--- BEGIN DATA EXCERPTS ---

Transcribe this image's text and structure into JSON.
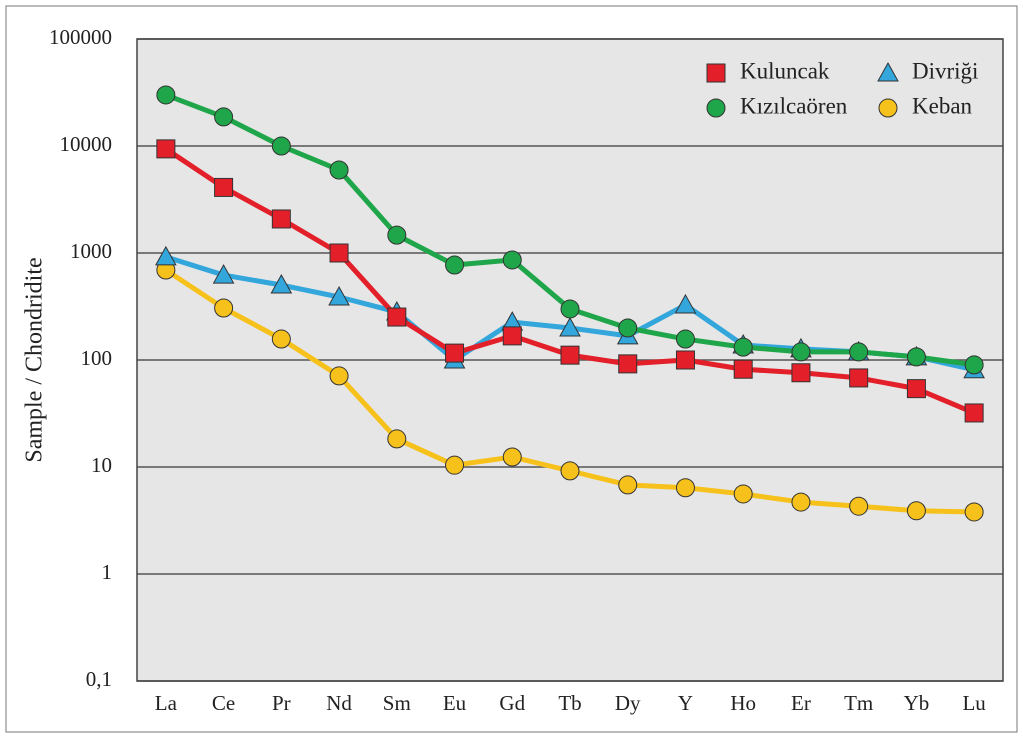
{
  "chart_data": {
    "type": "line",
    "y_label": "Sample / Chondridite",
    "categories": [
      "La",
      "Ce",
      "Pr",
      "Nd",
      "Sm",
      "Eu",
      "Gd",
      "Tb",
      "Dy",
      "Y",
      "Ho",
      "Er",
      "Tm",
      "Yb",
      "Lu"
    ],
    "series": [
      {
        "name": "Kuluncak",
        "color": "#e3202a",
        "marker": "square",
        "values": [
          9400,
          4100,
          2080,
          1000,
          252,
          116,
          168,
          111,
          92,
          100,
          82,
          76,
          68,
          54,
          32
        ]
      },
      {
        "name": "Kızılcaören",
        "color": "#1fa64a",
        "marker": "circle",
        "values": [
          30000,
          18700,
          10000,
          5970,
          1470,
          772,
          861,
          300,
          199,
          157,
          132,
          119,
          119,
          107,
          90
        ]
      },
      {
        "name": "Divriği",
        "color": "#33a6dc",
        "marker": "triangle",
        "values": [
          920,
          622,
          502,
          388,
          281,
          100,
          226,
          199,
          168,
          327,
          138,
          127,
          119,
          107,
          81
        ]
      },
      {
        "name": "Keban",
        "color": "#f7c11b",
        "marker": "circle",
        "values": [
          693,
          306,
          157,
          71,
          18.3,
          10.4,
          12.4,
          9.2,
          6.8,
          6.4,
          5.6,
          4.7,
          4.3,
          3.9,
          3.8
        ]
      }
    ],
    "ylog": true,
    "ylim": [
      0.1,
      100000
    ],
    "yticks": [
      {
        "value": 0.1,
        "label": "0,1"
      },
      1,
      10,
      100,
      1000,
      10000,
      100000
    ],
    "grid": true,
    "legend": "top-right"
  }
}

--- END DATA EXCERPTS ---

> **WRITTEN TASK**: Count up every line above that has the word "marker" in it; answer with the number alone.

> **CORRECT RESULT**: 4